• [Material]
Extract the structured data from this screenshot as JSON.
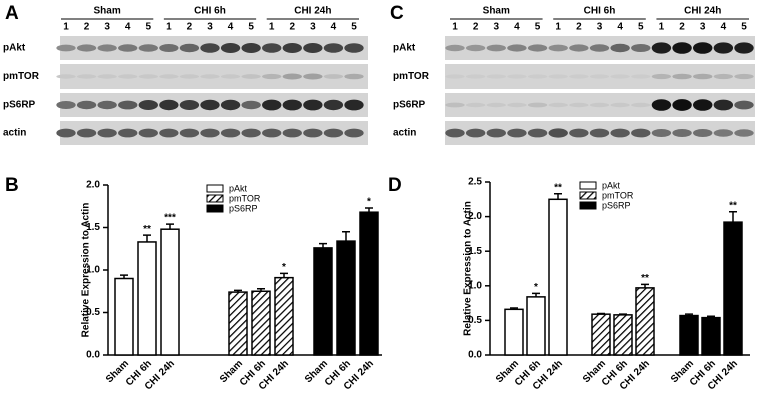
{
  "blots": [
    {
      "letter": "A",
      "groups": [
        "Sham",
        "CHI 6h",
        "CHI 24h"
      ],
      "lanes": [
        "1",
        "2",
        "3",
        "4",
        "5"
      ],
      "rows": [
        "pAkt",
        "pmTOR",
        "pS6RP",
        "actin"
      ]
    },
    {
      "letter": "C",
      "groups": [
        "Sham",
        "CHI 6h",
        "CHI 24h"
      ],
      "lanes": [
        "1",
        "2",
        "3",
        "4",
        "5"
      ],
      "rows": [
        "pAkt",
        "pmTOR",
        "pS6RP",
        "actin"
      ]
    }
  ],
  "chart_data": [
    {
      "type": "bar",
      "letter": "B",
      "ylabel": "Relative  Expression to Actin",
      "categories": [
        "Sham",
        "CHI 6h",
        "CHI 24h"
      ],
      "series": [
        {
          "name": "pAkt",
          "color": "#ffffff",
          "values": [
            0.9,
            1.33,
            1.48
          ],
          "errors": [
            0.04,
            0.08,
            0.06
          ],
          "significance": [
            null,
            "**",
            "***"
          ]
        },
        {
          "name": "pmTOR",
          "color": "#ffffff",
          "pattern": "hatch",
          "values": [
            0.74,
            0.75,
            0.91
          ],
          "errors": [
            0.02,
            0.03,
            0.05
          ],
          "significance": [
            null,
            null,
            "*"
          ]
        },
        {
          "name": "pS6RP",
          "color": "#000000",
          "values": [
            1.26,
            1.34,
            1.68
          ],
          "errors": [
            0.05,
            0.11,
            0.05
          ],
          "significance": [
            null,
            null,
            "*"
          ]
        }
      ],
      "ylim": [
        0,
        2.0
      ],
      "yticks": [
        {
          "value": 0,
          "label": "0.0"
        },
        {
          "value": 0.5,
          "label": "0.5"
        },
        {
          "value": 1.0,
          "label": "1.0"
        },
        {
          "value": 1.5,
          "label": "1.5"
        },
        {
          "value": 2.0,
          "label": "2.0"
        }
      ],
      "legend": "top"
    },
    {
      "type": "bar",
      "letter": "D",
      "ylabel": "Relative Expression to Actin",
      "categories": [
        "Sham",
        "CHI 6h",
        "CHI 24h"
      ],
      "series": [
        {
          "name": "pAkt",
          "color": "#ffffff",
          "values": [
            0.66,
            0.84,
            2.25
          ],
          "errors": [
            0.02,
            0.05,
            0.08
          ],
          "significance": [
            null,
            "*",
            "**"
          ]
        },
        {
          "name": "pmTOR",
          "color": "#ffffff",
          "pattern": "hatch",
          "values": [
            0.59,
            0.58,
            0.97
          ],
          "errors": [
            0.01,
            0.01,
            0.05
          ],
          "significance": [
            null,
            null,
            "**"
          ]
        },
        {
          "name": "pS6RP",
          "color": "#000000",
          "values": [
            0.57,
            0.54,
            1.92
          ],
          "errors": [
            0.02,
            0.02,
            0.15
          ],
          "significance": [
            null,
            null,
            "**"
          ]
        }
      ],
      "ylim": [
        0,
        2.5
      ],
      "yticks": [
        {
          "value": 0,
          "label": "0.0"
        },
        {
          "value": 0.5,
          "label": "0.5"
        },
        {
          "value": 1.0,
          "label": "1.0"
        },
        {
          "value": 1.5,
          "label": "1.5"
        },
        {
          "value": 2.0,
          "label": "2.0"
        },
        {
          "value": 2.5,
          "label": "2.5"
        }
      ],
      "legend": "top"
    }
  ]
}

• [The problem] Omit the pictures and restate the rest of the records verbatim.

• [Problem solution]
Extract the structured data from this screenshot as JSON.
{
  "blots": [
    {
      "letter": "A",
      "groups": [
        "Sham",
        "CHI 6h",
        "CHI 24h"
      ],
      "lanes": [
        "1",
        "2",
        "3",
        "4",
        "5"
      ],
      "rows": [
        "pAkt",
        "pmTOR",
        "pS6RP",
        "actin"
      ]
    },
    {
      "letter": "C",
      "groups": [
        "Sham",
        "CHI 6h",
        "CHI 24h"
      ],
      "lanes": [
        "1",
        "2",
        "3",
        "4",
        "5"
      ],
      "rows": [
        "pAkt",
        "pmTOR",
        "pS6RP",
        "actin"
      ]
    }
  ],
  "chart_data": [
    {
      "type": "bar",
      "letter": "B",
      "ylabel": "Relative  Expression to Actin",
      "categories": [
        "Sham",
        "CHI 6h",
        "CHI 24h"
      ],
      "series": [
        {
          "name": "pAkt",
          "color": "#ffffff",
          "values": [
            0.9,
            1.33,
            1.48
          ],
          "errors": [
            0.04,
            0.08,
            0.06
          ],
          "significance": [
            null,
            "**",
            "***"
          ]
        },
        {
          "name": "pmTOR",
          "color": "#ffffff",
          "pattern": "hatch",
          "values": [
            0.74,
            0.75,
            0.91
          ],
          "errors": [
            0.02,
            0.03,
            0.05
          ],
          "significance": [
            null,
            null,
            "*"
          ]
        },
        {
          "name": "pS6RP",
          "color": "#000000",
          "values": [
            1.26,
            1.34,
            1.68
          ],
          "errors": [
            0.05,
            0.11,
            0.05
          ],
          "significance": [
            null,
            null,
            "*"
          ]
        }
      ],
      "ylim": [
        0,
        2.0
      ],
      "yticks": [
        {
          "value": 0,
          "label": "0.0"
        },
        {
          "value": 0.5,
          "label": "0.5"
        },
        {
          "value": 1.0,
          "label": "1.0"
        },
        {
          "value": 1.5,
          "label": "1.5"
        },
        {
          "value": 2.0,
          "label": "2.0"
        }
      ],
      "legend": "top"
    },
    {
      "type": "bar",
      "letter": "D",
      "ylabel": "Relative Expression to Actin",
      "categories": [
        "Sham",
        "CHI 6h",
        "CHI 24h"
      ],
      "series": [
        {
          "name": "pAkt",
          "color": "#ffffff",
          "values": [
            0.66,
            0.84,
            2.25
          ],
          "errors": [
            0.02,
            0.05,
            0.08
          ],
          "significance": [
            null,
            "*",
            "**"
          ]
        },
        {
          "name": "pmTOR",
          "color": "#ffffff",
          "pattern": "hatch",
          "values": [
            0.59,
            0.58,
            0.97
          ],
          "errors": [
            0.01,
            0.01,
            0.05
          ],
          "significance": [
            null,
            null,
            "**"
          ]
        },
        {
          "name": "pS6RP",
          "color": "#000000",
          "values": [
            0.57,
            0.54,
            1.92
          ],
          "errors": [
            0.02,
            0.02,
            0.15
          ],
          "significance": [
            null,
            null,
            "**"
          ]
        }
      ],
      "ylim": [
        0,
        2.5
      ],
      "yticks": [
        {
          "value": 0,
          "label": "0.0"
        },
        {
          "value": 0.5,
          "label": "0.5"
        },
        {
          "value": 1.0,
          "label": "1.0"
        },
        {
          "value": 1.5,
          "label": "1.5"
        },
        {
          "value": 2.0,
          "label": "2.0"
        },
        {
          "value": 2.5,
          "label": "2.5"
        }
      ],
      "legend": "top"
    }
  ]
}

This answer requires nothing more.